## What you are asked to do
Below are records; reproduce exactly the lines from the one containing "Enumerate this screenshot's" through the end, both included, and only those.

_ _ _ _ _ _ _

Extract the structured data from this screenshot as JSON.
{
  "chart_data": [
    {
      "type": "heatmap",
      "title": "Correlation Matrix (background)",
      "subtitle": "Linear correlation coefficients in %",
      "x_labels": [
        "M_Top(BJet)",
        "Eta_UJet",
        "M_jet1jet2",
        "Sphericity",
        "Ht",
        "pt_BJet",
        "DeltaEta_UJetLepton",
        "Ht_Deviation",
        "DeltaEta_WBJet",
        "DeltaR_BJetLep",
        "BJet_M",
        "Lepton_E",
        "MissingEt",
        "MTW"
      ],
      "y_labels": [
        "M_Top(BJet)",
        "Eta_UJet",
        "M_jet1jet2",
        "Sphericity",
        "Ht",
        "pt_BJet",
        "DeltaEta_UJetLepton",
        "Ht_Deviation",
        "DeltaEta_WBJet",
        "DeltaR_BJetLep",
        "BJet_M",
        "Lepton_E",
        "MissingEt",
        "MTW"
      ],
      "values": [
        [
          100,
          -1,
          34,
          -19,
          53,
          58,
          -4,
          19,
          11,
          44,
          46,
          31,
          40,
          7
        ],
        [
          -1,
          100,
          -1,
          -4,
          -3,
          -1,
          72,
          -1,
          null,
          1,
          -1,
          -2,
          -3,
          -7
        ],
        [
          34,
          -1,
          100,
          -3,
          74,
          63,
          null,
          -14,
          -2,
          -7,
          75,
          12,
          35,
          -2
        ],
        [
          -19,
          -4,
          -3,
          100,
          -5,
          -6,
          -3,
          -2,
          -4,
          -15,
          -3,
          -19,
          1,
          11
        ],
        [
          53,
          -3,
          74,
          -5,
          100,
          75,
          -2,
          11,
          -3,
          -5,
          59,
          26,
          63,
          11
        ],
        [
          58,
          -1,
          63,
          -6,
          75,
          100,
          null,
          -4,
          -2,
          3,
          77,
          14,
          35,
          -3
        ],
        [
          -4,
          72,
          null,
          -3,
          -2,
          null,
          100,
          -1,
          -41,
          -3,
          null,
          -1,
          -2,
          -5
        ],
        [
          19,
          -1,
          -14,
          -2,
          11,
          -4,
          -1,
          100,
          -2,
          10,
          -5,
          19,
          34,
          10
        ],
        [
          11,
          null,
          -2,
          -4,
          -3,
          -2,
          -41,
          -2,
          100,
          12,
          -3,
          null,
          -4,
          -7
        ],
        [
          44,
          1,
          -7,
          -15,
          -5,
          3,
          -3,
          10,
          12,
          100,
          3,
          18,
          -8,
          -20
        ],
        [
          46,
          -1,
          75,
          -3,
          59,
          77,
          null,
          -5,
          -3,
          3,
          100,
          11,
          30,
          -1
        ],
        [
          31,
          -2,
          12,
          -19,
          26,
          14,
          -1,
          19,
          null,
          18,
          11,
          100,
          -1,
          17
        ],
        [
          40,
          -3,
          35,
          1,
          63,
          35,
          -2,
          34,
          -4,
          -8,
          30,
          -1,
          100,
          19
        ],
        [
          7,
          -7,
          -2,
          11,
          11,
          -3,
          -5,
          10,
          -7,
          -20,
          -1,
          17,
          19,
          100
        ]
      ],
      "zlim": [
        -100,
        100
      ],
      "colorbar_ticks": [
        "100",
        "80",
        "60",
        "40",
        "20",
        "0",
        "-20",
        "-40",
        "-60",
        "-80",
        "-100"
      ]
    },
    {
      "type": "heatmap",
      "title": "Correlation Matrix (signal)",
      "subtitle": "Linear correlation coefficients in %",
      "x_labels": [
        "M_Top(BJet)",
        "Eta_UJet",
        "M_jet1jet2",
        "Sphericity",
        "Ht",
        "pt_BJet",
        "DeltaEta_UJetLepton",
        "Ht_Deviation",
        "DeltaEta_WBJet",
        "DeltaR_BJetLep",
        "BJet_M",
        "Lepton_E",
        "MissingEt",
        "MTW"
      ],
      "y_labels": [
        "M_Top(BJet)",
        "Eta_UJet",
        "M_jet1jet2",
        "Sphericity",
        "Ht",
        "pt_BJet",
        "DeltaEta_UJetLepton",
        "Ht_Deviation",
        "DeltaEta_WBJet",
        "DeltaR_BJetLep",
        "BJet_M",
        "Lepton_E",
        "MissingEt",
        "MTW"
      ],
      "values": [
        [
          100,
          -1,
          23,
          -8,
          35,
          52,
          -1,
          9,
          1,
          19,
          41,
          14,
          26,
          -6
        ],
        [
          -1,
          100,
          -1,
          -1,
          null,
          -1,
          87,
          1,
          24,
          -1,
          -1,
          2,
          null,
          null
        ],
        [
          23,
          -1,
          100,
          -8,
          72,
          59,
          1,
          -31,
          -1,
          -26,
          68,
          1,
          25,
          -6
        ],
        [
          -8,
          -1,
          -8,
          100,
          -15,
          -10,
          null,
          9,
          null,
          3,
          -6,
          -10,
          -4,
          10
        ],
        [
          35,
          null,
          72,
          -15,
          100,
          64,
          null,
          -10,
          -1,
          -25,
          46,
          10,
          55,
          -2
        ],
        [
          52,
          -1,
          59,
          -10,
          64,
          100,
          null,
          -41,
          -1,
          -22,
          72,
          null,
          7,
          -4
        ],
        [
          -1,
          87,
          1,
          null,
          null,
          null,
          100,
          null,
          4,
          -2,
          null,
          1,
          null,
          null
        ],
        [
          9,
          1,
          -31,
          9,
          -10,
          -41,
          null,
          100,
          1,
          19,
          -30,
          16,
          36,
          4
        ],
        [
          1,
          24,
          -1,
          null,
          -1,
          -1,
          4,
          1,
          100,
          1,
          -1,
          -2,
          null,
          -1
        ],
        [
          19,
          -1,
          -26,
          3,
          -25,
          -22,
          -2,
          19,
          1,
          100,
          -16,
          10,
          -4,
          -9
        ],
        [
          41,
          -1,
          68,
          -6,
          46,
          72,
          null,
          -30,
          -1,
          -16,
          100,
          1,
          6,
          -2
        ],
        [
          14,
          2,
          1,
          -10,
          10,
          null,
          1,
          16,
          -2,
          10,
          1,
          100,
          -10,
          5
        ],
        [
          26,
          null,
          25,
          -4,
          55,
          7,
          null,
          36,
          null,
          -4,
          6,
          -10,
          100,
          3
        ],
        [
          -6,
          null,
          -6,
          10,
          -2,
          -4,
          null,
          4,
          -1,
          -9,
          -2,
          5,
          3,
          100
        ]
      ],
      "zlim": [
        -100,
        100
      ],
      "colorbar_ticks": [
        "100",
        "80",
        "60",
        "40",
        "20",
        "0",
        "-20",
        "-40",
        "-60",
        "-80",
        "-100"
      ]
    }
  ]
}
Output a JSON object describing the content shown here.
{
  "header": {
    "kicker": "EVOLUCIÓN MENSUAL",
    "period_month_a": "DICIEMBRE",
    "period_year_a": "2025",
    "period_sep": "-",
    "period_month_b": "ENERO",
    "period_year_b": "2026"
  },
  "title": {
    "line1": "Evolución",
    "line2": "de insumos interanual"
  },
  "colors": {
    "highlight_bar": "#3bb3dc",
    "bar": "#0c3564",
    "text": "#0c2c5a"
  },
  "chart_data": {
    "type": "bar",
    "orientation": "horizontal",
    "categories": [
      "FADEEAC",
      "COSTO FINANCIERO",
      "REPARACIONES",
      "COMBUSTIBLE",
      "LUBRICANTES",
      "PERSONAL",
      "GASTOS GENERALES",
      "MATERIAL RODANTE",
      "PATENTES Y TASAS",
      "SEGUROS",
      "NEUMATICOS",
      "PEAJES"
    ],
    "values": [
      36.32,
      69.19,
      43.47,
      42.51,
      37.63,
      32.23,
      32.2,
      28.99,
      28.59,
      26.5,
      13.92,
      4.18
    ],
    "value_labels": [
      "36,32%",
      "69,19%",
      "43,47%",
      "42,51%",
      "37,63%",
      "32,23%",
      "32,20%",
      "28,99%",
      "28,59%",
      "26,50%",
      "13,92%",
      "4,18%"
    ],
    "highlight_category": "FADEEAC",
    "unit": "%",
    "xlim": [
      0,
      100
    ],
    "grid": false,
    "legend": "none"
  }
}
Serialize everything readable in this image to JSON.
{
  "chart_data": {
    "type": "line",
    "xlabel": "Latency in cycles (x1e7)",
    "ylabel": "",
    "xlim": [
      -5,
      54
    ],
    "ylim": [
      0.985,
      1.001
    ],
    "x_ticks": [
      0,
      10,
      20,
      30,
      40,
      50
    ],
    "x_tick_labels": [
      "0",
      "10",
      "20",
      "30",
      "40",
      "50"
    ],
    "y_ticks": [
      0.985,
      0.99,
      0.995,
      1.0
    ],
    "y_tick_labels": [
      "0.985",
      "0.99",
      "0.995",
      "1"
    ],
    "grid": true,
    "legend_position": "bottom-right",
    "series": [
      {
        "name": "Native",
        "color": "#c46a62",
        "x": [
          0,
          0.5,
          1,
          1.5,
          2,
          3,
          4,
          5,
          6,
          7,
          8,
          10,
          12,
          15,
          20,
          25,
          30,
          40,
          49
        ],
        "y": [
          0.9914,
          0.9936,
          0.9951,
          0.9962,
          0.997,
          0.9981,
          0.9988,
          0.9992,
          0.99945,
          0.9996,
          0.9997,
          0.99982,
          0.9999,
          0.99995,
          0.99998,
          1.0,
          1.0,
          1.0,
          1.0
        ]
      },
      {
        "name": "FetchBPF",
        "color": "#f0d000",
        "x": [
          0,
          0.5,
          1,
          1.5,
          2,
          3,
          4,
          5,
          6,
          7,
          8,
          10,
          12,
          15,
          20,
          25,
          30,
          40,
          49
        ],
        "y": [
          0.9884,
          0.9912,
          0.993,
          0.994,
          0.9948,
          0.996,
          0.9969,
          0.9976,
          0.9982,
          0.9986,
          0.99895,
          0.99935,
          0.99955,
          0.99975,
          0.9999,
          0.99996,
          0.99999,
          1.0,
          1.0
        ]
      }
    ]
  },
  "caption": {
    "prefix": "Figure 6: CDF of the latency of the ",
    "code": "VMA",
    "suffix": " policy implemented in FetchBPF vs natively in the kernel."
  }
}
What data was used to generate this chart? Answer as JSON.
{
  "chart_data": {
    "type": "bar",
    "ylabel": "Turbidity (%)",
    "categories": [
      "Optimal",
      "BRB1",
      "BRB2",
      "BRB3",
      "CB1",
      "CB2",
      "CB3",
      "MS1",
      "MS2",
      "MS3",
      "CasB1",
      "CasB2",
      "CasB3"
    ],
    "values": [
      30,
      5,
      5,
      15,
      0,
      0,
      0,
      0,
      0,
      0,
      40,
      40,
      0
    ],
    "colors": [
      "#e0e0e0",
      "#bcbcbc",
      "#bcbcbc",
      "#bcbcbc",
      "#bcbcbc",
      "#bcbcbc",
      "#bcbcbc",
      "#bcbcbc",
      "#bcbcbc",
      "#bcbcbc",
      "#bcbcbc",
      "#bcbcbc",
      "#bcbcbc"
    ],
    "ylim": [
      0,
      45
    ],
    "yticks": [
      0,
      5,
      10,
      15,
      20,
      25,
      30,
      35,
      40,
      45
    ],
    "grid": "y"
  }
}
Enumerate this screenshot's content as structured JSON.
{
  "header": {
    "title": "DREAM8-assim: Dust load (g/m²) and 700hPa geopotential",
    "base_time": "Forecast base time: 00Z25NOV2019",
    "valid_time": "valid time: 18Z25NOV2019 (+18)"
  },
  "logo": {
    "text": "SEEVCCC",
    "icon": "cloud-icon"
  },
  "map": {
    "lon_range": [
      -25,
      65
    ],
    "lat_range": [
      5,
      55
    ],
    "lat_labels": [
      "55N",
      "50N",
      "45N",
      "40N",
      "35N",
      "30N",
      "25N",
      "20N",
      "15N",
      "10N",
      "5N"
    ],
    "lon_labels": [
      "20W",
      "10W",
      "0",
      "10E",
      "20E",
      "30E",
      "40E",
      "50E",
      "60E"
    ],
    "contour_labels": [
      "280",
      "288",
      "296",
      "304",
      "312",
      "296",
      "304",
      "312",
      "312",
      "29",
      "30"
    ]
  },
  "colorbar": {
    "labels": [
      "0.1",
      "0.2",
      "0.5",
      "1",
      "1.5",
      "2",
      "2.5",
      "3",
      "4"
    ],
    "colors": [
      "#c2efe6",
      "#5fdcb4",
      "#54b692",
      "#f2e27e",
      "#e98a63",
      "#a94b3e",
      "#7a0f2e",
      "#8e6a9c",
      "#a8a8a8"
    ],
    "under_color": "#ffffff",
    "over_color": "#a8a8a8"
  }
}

_ _ _ _ _ _ _

## Exercise solution
Enumerate this screenshot's content as structured JSON.
{
  "header": {
    "title": "DREAM8-assim: Dust load (g/m²) and 700hPa geopotential",
    "base_time": "Forecast base time: 00Z25NOV2019",
    "valid_time": "valid time: 18Z25NOV2019 (+18)"
  },
  "logo": {
    "text": "SEEVCCC",
    "icon": "cloud-icon"
  },
  "map": {
    "lon_range": [
      -25,
      65
    ],
    "lat_range": [
      5,
      55
    ],
    "lat_labels": [
      "55N",
      "50N",
      "45N",
      "40N",
      "35N",
      "30N",
      "25N",
      "20N",
      "15N",
      "10N",
      "5N"
    ],
    "lon_labels": [
      "20W",
      "10W",
      "0",
      "10E",
      "20E",
      "30E",
      "40E",
      "50E",
      "60E"
    ],
    "contour_labels": [
      "280",
      "288",
      "296",
      "304",
      "312",
      "296",
      "304",
      "312",
      "312",
      "29",
      "30"
    ]
  },
  "colorbar": {
    "labels": [
      "0.1",
      "0.2",
      "0.5",
      "1",
      "1.5",
      "2",
      "2.5",
      "3",
      "4"
    ],
    "colors": [
      "#c2efe6",
      "#5fdcb4",
      "#54b692",
      "#f2e27e",
      "#e98a63",
      "#a94b3e",
      "#7a0f2e",
      "#8e6a9c",
      "#a8a8a8"
    ],
    "under_color": "#ffffff",
    "over_color": "#a8a8a8"
  }
}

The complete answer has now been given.